* **ФРАГМЕНТ ДОКУМЕНТА**
Изучение материала шло по другой линии. Я читал всего Тургенева, все о Тургеневе, все вокруг Тургенева. Старался осмыслить главный камень преткновения всех философских споров российской интеллигенции — славянофилов и западников. А тот вопрос, из-за которого кипели страсти в веке девятнадцатом, — вопрос путей развития России между Востоком и Западом, вопрос патриотизма — актуален и сегодня и будет актуален всегда.

Как относился Тургенев к этим спорам, на чьей он был стороне — это надо было понять прежде всего. Есть такая книжечка “История одной вражды”. В ней рассказано, как и почему возникла никогда потом не утихавшая взаимная неприязнь Тургенева и Достоевского. Они встретились в Германии, и Достоевский обвинил Тургенева в ненависти к России. Он не мог простить ему слова Потугина, героя “Дыма”: “Наша матушка Русь православная провалиться могла бы в тар-тарары и ни одного гвоздика, ни одной булавочки не потревожила бы родная: все бы преспокойно оставалось на своем месте...” А когда Достоевский вдобавок обрушился с бранью на немцев, Тургенев, побледнев, сказал: “Говоря так, вы меня лично обижаете. Знайте, что я здесь поселился окончательно, что я сам считаю себя за немца, а не за русского”. Достоевский не мог “слушать такие ругательства на Россию от русского изменника” и никогда не мог простить Тургенева тот его “слишком оскорбил своими убеждениями”.

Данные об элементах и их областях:
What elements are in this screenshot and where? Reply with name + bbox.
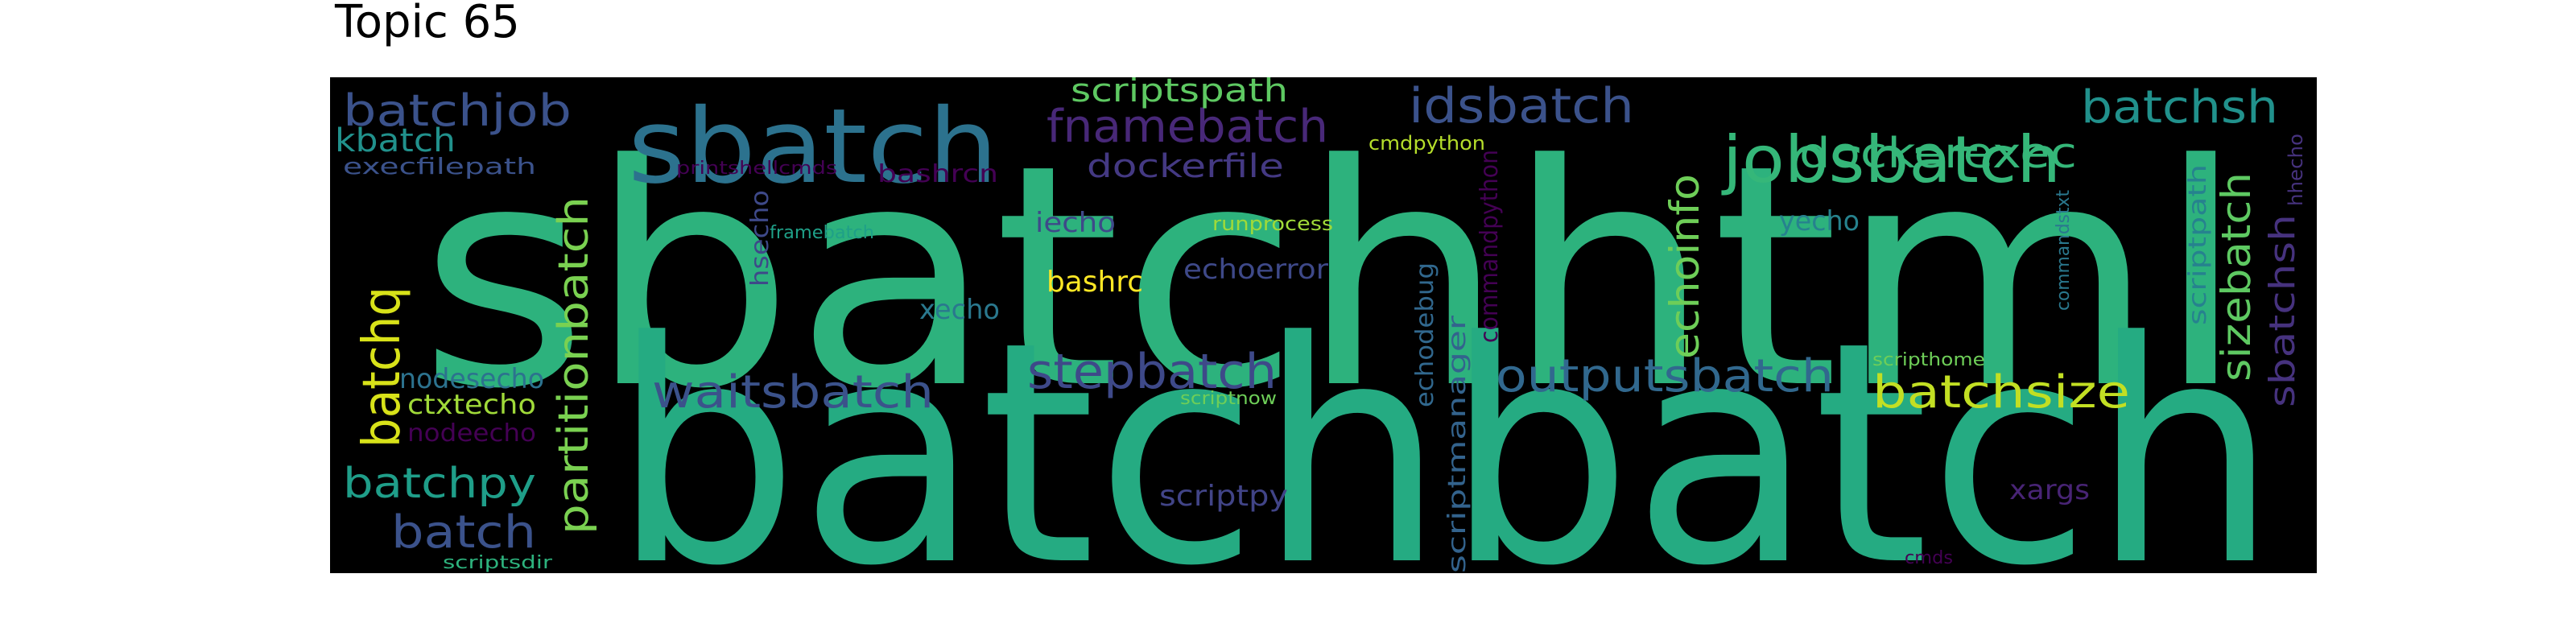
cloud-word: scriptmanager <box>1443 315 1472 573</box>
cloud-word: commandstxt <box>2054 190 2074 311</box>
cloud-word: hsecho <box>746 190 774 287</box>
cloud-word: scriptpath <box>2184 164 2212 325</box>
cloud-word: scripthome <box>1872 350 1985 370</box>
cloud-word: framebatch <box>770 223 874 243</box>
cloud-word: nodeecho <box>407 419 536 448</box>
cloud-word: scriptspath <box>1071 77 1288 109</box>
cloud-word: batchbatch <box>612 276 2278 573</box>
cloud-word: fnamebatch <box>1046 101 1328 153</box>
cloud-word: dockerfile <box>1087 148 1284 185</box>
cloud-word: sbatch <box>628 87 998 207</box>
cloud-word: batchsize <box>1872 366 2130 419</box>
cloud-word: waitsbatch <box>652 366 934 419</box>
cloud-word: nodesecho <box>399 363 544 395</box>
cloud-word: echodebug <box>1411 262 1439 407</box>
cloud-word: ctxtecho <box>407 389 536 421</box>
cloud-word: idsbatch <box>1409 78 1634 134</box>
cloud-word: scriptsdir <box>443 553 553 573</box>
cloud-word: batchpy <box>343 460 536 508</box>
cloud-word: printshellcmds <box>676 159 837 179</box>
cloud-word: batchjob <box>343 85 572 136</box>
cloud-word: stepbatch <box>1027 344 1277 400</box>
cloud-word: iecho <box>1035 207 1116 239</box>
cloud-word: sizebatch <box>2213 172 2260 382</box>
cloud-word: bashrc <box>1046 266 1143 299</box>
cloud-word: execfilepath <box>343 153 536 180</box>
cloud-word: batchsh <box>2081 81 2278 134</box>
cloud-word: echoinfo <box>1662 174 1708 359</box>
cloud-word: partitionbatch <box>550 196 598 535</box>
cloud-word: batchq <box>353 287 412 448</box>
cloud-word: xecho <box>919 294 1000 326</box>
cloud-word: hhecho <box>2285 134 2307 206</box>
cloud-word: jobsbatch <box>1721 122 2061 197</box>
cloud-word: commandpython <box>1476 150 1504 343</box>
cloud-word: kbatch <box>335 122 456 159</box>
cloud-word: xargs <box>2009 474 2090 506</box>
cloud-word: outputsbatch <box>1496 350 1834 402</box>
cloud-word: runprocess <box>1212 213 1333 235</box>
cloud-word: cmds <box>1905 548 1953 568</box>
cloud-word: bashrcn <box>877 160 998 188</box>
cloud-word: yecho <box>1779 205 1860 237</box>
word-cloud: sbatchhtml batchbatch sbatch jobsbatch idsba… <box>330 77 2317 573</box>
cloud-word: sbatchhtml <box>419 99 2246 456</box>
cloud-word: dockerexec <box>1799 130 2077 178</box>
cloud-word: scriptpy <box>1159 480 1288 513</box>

* **ПИСЬМЕННЫЕ ЗАДАНИЯ**
(a) Перепишите фрагмент текста о Тургеневе от слов «Изучение материала шло» до слов «будет актуален всегда.» включительно.
(b) Пожалуйста, дословно повторите строки данных, начиная со строки с «cloud-word: scriptmanager <box>1443» и до строки с «cloud-word: waitsbatch <box>652» включительно.

* **ОТВЕТЫ ПО ЗАДАНИЯМ**
(a)
Изучение материала шло по другой линии. Я читал всего Тургенева, все о Тургеневе, все вокруг Тургенева. Старался осмыслить главный камень преткновения всех философских споров российской интеллигенции — славянофилов и западников. А тот вопрос, из-за которого кипели страсти в веке девятнадцатом, — вопрос путей развития России между Востоком и Западом, вопрос патриотизма — актуален и сегодня и будет актуален всегда.

(b)
cloud-word: scriptmanager <box>1443 315 1472 573</box>
cloud-word: commandstxt <box>2054 190 2074 311</box>
cloud-word: hsecho <box>746 190 774 287</box>
cloud-word: scriptpath <box>2184 164 2212 325</box>
cloud-word: scripthome <box>1872 350 1985 370</box>
cloud-word: framebatch <box>770 223 874 243</box>
cloud-word: nodeecho <box>407 419 536 448</box>
cloud-word: scriptspath <box>1071 77 1288 109</box>
cloud-word: batchbatch <box>612 276 2278 573</box>
cloud-word: fnamebatch <box>1046 101 1328 153</box>
cloud-word: dockerfile <box>1087 148 1284 185</box>
cloud-word: sbatch <box>628 87 998 207</box>
cloud-word: batchsize <box>1872 366 2130 419</box>
cloud-word: waitsbatch <box>652 366 934 419</box>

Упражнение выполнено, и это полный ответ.